**BRIEF**. From the entries that follow, list every line in which the string "this" appears.

**WORKING DATA**.
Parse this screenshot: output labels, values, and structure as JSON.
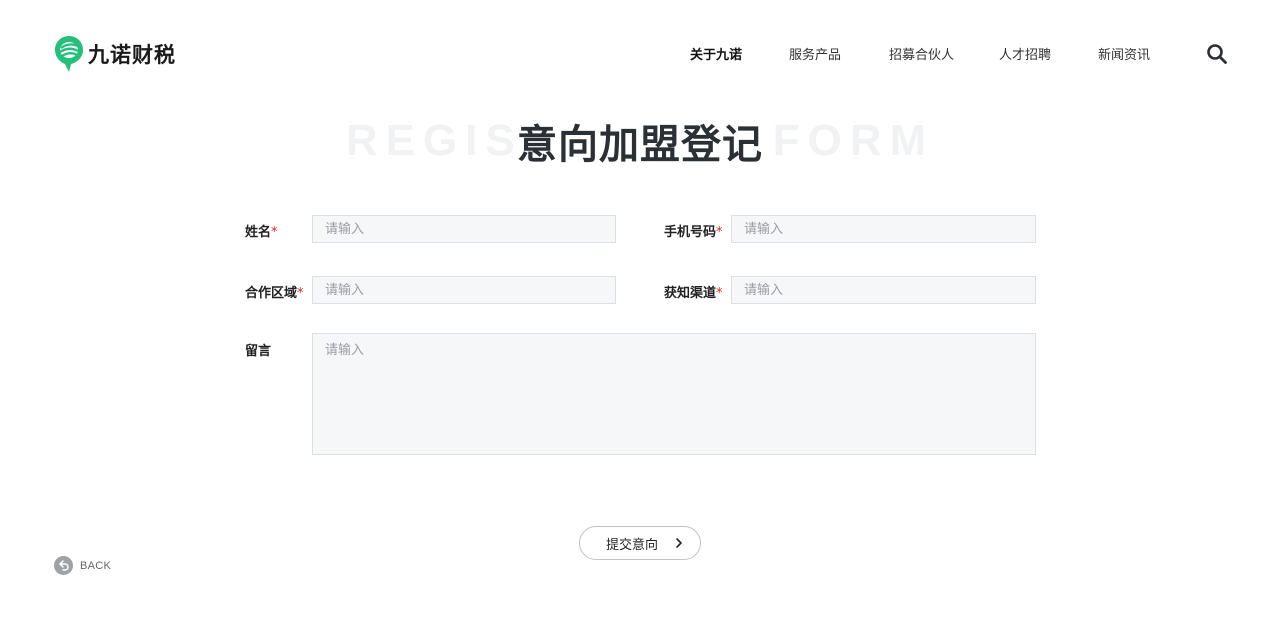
{
  "brand": {
    "name": "九诺财税",
    "accent": "#22c07a"
  },
  "nav": {
    "items": [
      {
        "label": "关于九诺",
        "active": true
      },
      {
        "label": "服务产品",
        "active": false
      },
      {
        "label": "招募合伙人",
        "active": false
      },
      {
        "label": "人才招聘",
        "active": false
      },
      {
        "label": "新闻资讯",
        "active": false
      }
    ],
    "search_icon": "search-icon"
  },
  "title": {
    "main": "意向加盟登记",
    "background_left": "REGIS",
    "background_right": "FORM"
  },
  "form": {
    "name": {
      "label": "姓名",
      "required_mark": "*",
      "placeholder": "请输入"
    },
    "phone": {
      "label": "手机号码",
      "required_mark": "*",
      "placeholder": "请输入"
    },
    "region": {
      "label": "合作区域",
      "required_mark": "*",
      "placeholder": "请输入"
    },
    "channel": {
      "label": "获知渠道",
      "required_mark": "*",
      "placeholder": "请输入"
    },
    "message": {
      "label": "留言",
      "placeholder": "请输入"
    },
    "submit_label": "提交意向"
  },
  "back": {
    "label": "BACK"
  },
  "colors": {
    "required": "#e1251b",
    "title": "#2b2f36",
    "input_bg": "#f6f7f9"
  }
}
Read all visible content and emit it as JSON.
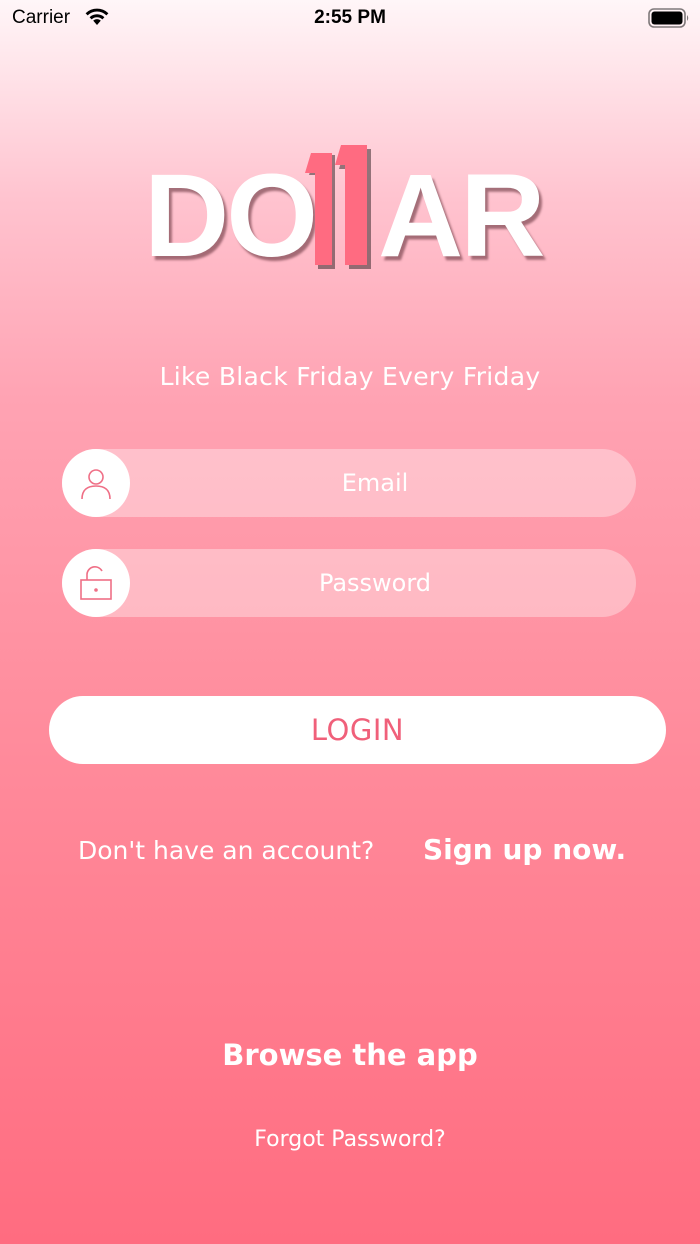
{
  "status_bar": {
    "carrier": "Carrier",
    "time": "2:55 PM",
    "wifi_icon": "wifi-icon",
    "battery_icon": "battery-full-icon"
  },
  "logo": {
    "text_left": "DO",
    "text_right": "AR",
    "ones_color": "#ff6b81"
  },
  "tagline": "Like Black Friday Every Friday",
  "email_field": {
    "placeholder": "Email",
    "value": "",
    "icon": "user-icon"
  },
  "password_field": {
    "placeholder": "Password",
    "value": "",
    "icon": "unlock-icon"
  },
  "login_label": "LOGIN",
  "signup_prompt": "Don't have an account?",
  "signup_link": "Sign up now.",
  "browse_link": "Browse the app",
  "forgot_link": "Forgot Password?",
  "colors": {
    "accent": "#f0607a",
    "background_top": "#fff6f8",
    "background_bottom": "#ff6c80"
  }
}
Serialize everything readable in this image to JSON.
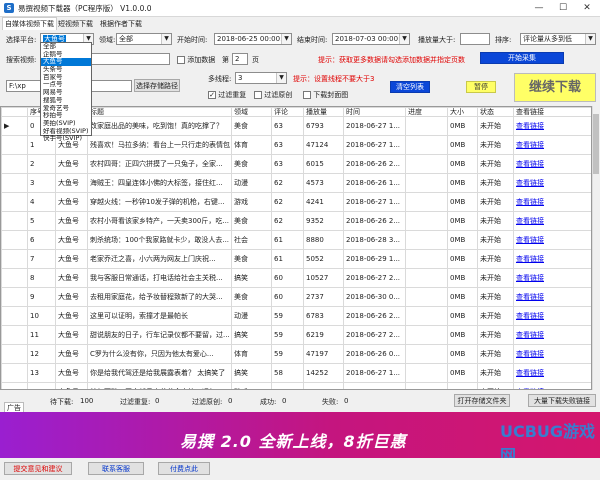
{
  "window": {
    "title": "易撰视频下载器（PC程序版） V1.0.0.0",
    "min": "—",
    "max": "☐",
    "close": "✕"
  },
  "menu": [
    "自媒体视频下载",
    "短视频下载",
    "根据作者下载"
  ],
  "filters": {
    "platform_label": "选择平台:",
    "platform_value": "大鱼号",
    "domain_label": "领域:",
    "domain_value": "全部",
    "start_label": "开始时间:",
    "start_value": "2018-06-25 00:00:00",
    "end_label": "结束时间:",
    "end_value": "2018-07-03 00:00:00",
    "plays_label": "播放量大于:",
    "plays_value": "",
    "sort_label": "排序:",
    "sort_value": "评论量从多到低",
    "search_label": "搜索视频:",
    "search_value": "",
    "add_data_label": "添加数据",
    "page_label": "第",
    "page_value": "2",
    "page_unit": "页",
    "red_tip": "提示：获取更多数据请勾选添加数据并指定页数",
    "start_collect": "开始采集"
  },
  "platform_options": [
    "全部",
    "企鹅号",
    "大鱼号",
    "头条号",
    "百家号",
    "一点号",
    "网易号",
    "搜狐号",
    "爱奇艺号",
    "秒拍号",
    "美拍(SVIP)",
    "好看视频(SVIP)",
    "快手号(SVIP)"
  ],
  "download": {
    "path_value": "F:\\xp",
    "choose_path": "选择存储路径",
    "threads_label": "多线程:",
    "threads_value": "3",
    "threads_tip": "提示：设置线程不要大于3",
    "filter_dup": "过滤重复",
    "filter_orig": "过滤原创",
    "download_cover": "下载封面图",
    "clear_list": "清空列表",
    "pause": "暂停",
    "resume": "继续下载"
  },
  "table": {
    "columns": [
      "",
      "序号",
      "作者",
      "标题",
      "领域",
      "评论",
      "播放量",
      "时间",
      "进度",
      "大小",
      "状态",
      "查看链接"
    ],
    "rows": [
      [
        "▶",
        "0",
        "大鱼号",
        "改家庭出品的美味，吃到饱！真的吃撑了？",
        "美食",
        "63",
        "6793",
        "2018-06-27 1...",
        "",
        "0MB",
        "未开始",
        "查看链接"
      ],
      [
        "",
        "1",
        "大鱼号",
        "残喜欢！马拉多纳：看台上一只行走的表情包",
        "体育",
        "63",
        "47124",
        "2018-06-27 1...",
        "",
        "0MB",
        "未开始",
        "查看链接"
      ],
      [
        "",
        "2",
        "大鱼号",
        "农村四哥：正四穴拼摸了一只兔子，全家...",
        "美食",
        "63",
        "6015",
        "2018-06-26 2...",
        "",
        "0MB",
        "未开始",
        "查看链接"
      ],
      [
        "",
        "3",
        "大鱼号",
        "海贼王：四皇连体小佛的大标签，接住红...",
        "动漫",
        "62",
        "4573",
        "2018-06-26 1...",
        "",
        "0MB",
        "未开始",
        "查看链接"
      ],
      [
        "",
        "4",
        "大鱼号",
        "穿越火线：一秒钟10发子弹的机枪，右键...",
        "游戏",
        "62",
        "4241",
        "2018-06-27 1...",
        "",
        "0MB",
        "未开始",
        "查看链接"
      ],
      [
        "",
        "5",
        "大鱼号",
        "农村小哥看该家乡特产，一天卖300斤，吃...",
        "美食",
        "62",
        "9352",
        "2018-06-26 2...",
        "",
        "0MB",
        "未开始",
        "查看链接"
      ],
      [
        "",
        "6",
        "大鱼号",
        "刺杀统场：100个我家路就卡少，敢没人去...",
        "社会",
        "61",
        "8880",
        "2018-06-28 3...",
        "",
        "0MB",
        "未开始",
        "查看链接"
      ],
      [
        "",
        "7",
        "大鱼号",
        "老家乔迁之喜，小六两为网友上门庆祝...",
        "美食",
        "61",
        "5052",
        "2018-06-29 1...",
        "",
        "0MB",
        "未开始",
        "查看链接"
      ],
      [
        "",
        "8",
        "大鱼号",
        "我与客服日常通话，打电话给社会主关税...",
        "搞笑",
        "60",
        "10527",
        "2018-06-27 2...",
        "",
        "0MB",
        "未开始",
        "查看链接"
      ],
      [
        "",
        "9",
        "大鱼号",
        "去租用家庭花，给予妆替程致新了的大哭...",
        "美食",
        "60",
        "2737",
        "2018-06-30 0...",
        "",
        "0MB",
        "未开始",
        "查看链接"
      ],
      [
        "",
        "10",
        "大鱼号",
        "这里可以证明，索撞才是最帕长",
        "动漫",
        "59",
        "6783",
        "2018-06-26 2...",
        "",
        "0MB",
        "未开始",
        "查看链接"
      ],
      [
        "",
        "11",
        "大鱼号",
        "甜说朋友的日子，行车记录仪都不要留，过...",
        "搞笑",
        "59",
        "6219",
        "2018-06-27 2...",
        "",
        "0MB",
        "未开始",
        "查看链接"
      ],
      [
        "",
        "12",
        "大鱼号",
        "C罗为什么没有你，只因为他太有爱心...",
        "体育",
        "59",
        "47197",
        "2018-06-26 0...",
        "",
        "0MB",
        "未开始",
        "查看链接"
      ],
      [
        "",
        "13",
        "大鱼号",
        "你是给我代驾还是给我展露表着？ 太搞笑了",
        "搞笑",
        "58",
        "14252",
        "2018-06-27 1...",
        "",
        "0MB",
        "未开始",
        "查看链接"
      ],
      [
        "",
        "14",
        "大鱼号",
        "梦幻西游：买个新号来养养金宝箱，运气...",
        "游戏",
        "57",
        "2274",
        "2018-06-26 1...",
        "",
        "0MB",
        "未开始",
        "查看链接"
      ],
      [
        "",
        "15",
        "大鱼号",
        "名四时艺宋藏不致 为晨晨乘一份小龙虾晨...",
        "美食",
        "56",
        "2061",
        "2018-06-26 0...",
        "",
        "0MB",
        "未开始",
        "查看链接"
      ],
      [
        "",
        "16",
        "大鱼号",
        "海贼王两分钟带你看完索隆两年后的霸气...",
        "动漫",
        "56",
        "3740",
        "2018-06-26 2...",
        "",
        "0MB",
        "未开始",
        "查看链接"
      ],
      [
        "",
        "17",
        "大鱼号",
        "小型网两月工厂、阳阳仕一大早就过来来...",
        "旅游",
        "57",
        "7626",
        "2018-06-26 1...",
        "",
        "0MB",
        "未开始",
        "查看链接"
      ]
    ]
  },
  "status": {
    "ad_label": "广告",
    "pending_label": "待下载:",
    "pending_value": "100",
    "dup_label": "过滤重复:",
    "dup_value": "0",
    "orig_label": "过滤原创:",
    "orig_value": "0",
    "success_label": "成功:",
    "success_value": "0",
    "fail_label": "失败:",
    "fail_value": "0",
    "open_folder": "打开存储文件夹",
    "batch_export": "大量下载失败链接"
  },
  "banner": {
    "text": "易撰 2.0 全新上线，8折巨惠",
    "watermark": "UCBUG游戏网"
  },
  "bottom": {
    "feedback": "提交意见和建议",
    "contact": "联系客服",
    "pay": "付费点此"
  },
  "colors": {
    "brand_blue": "#0b47d8",
    "banner_start": "#9a1fd0",
    "banner_end": "#d4166d",
    "accent_red": "#e00000",
    "highlight_yellow": "#ffff66"
  }
}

**ANSWER TO THE PROBLEM**.
Parse this screenshot: output labels, values, and structure as JSON.
Serialize everything readable in this image to JSON.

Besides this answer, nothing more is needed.